**EXERCISE OBJECTIVE**:
Single out the lines of the material that contain "χαρακτήρα" and copy them.

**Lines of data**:
####

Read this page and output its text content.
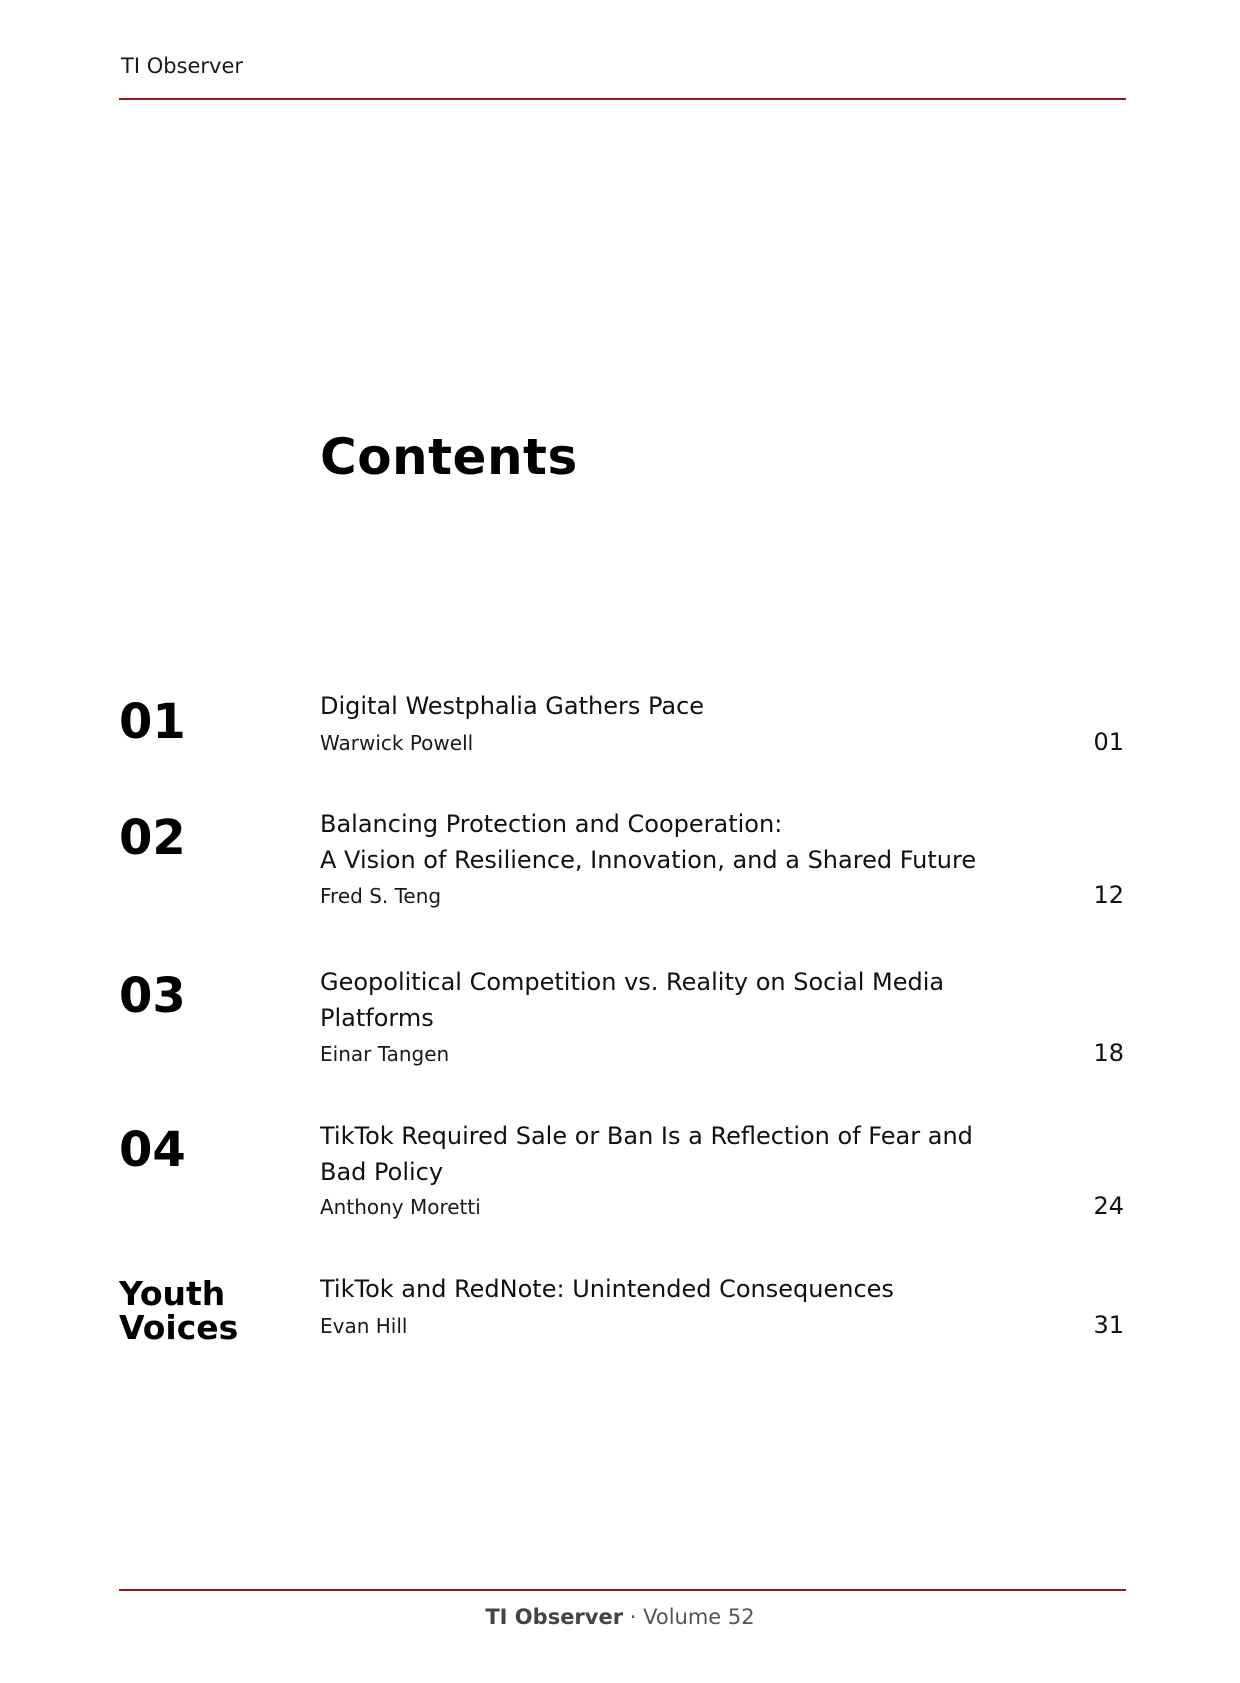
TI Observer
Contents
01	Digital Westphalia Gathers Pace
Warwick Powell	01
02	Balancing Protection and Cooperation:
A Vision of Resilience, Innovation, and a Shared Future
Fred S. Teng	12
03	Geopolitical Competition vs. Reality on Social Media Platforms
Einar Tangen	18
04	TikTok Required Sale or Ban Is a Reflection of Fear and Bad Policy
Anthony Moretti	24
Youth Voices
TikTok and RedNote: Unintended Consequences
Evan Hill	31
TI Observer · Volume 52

####

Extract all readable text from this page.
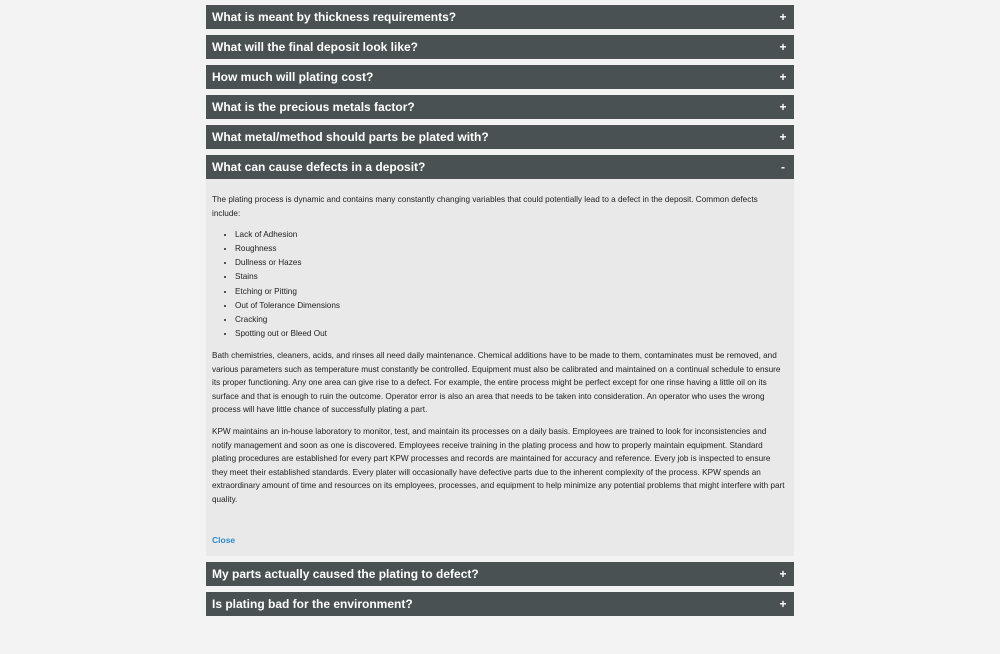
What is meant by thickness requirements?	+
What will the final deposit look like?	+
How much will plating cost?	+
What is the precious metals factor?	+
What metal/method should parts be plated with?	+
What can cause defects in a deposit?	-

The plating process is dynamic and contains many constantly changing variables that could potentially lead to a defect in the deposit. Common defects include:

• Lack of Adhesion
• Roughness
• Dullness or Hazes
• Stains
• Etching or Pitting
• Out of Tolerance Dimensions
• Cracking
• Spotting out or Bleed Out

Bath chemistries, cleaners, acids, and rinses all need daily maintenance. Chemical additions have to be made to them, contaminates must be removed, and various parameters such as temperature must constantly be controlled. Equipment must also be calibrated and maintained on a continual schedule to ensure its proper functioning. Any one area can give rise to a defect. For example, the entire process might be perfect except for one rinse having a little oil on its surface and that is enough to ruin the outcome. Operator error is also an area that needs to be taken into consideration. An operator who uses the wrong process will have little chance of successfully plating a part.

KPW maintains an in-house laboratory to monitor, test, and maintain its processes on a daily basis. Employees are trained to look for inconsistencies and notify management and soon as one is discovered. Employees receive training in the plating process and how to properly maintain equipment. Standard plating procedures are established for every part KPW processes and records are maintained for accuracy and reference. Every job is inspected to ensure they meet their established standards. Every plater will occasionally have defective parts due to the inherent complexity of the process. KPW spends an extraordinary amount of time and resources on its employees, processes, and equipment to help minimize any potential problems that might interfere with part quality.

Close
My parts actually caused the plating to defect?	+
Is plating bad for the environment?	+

####

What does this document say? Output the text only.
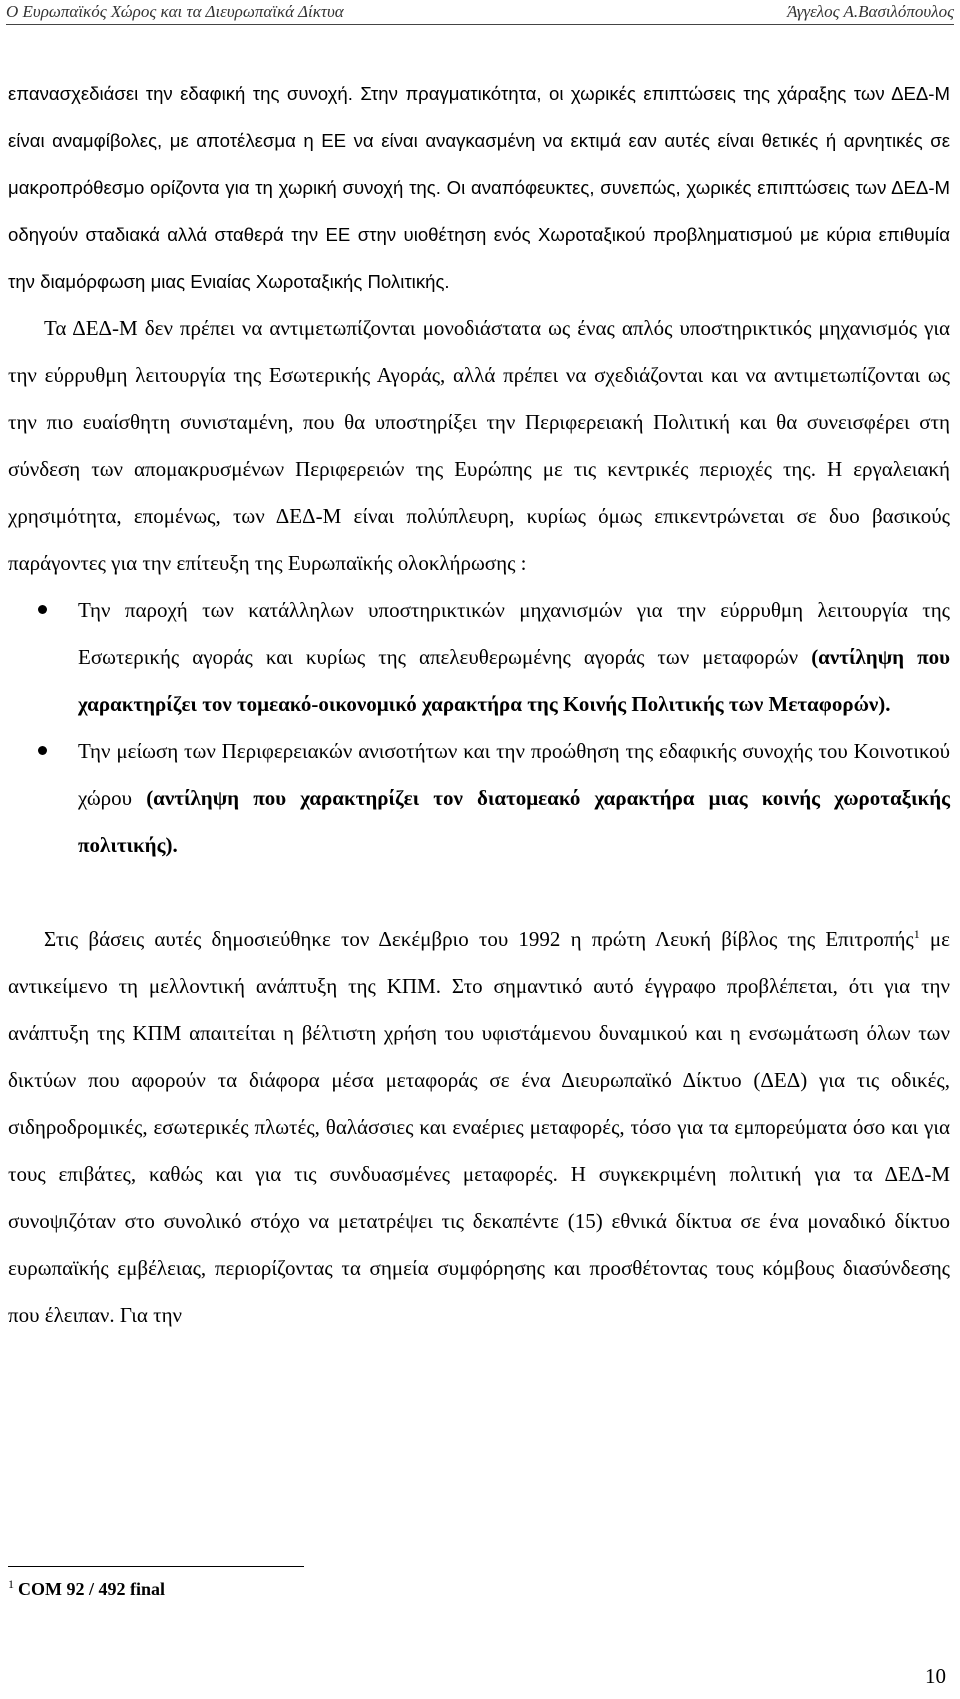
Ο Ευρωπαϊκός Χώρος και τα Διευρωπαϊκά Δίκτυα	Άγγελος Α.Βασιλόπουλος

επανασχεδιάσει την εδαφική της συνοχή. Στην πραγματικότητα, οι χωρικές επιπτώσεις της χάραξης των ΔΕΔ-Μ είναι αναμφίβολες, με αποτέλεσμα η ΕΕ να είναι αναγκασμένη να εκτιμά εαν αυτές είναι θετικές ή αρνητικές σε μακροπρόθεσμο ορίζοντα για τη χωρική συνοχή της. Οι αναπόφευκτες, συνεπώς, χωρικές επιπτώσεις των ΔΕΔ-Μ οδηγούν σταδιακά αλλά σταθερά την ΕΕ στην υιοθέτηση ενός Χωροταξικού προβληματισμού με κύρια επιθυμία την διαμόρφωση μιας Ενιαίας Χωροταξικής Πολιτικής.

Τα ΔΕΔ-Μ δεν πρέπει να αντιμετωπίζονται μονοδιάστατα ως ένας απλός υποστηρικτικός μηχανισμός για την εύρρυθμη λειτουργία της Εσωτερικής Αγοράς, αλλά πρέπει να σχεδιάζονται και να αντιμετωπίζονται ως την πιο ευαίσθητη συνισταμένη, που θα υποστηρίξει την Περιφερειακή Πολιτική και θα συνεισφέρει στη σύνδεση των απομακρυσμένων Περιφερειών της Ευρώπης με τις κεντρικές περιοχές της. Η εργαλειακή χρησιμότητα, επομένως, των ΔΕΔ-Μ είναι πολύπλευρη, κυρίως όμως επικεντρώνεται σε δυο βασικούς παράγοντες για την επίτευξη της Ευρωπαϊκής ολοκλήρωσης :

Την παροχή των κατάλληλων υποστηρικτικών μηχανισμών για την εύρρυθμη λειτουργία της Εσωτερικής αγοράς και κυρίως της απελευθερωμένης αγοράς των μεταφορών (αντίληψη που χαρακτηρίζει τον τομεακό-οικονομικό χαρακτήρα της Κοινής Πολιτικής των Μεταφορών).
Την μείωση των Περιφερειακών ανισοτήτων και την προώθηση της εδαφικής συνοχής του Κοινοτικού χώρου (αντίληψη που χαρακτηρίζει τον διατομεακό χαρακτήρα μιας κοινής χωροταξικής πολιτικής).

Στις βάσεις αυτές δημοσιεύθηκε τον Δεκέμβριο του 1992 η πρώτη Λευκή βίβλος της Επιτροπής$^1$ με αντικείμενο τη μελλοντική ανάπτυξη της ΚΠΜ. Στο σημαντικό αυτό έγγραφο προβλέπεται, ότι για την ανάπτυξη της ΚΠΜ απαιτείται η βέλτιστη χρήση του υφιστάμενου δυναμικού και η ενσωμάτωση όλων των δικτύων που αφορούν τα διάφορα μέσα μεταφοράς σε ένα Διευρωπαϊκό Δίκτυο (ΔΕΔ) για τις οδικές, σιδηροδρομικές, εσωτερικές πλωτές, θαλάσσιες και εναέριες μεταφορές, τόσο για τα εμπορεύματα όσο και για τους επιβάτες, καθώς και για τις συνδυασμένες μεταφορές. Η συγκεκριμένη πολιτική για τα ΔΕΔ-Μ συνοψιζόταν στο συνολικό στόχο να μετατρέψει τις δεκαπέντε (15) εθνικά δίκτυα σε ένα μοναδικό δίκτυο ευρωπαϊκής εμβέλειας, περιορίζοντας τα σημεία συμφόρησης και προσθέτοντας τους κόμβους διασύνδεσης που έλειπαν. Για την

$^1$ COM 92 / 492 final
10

####

**COMPLETE OUTPUT**:
Την παροχή των κατάλληλων υποστηρικτικών μηχανισμών για την εύρρυθμη λειτουργία της Εσωτερικής αγοράς και κυρίως της απελευθερωμένης αγοράς των μεταφορών (αντίληψη που χαρακτηρίζει τον τομεακό-οικονομικό χαρακτήρα της Κοινής Πολιτικής των Μεταφορών).
Την μείωση των Περιφερειακών ανισοτήτων και την προώθηση της εδαφικής συνοχής του Κοινοτικού χώρου (αντίληψη που χαρακτηρίζει τον διατομεακό χαρακτήρα μιας κοινής χωροταξικής πολιτικής).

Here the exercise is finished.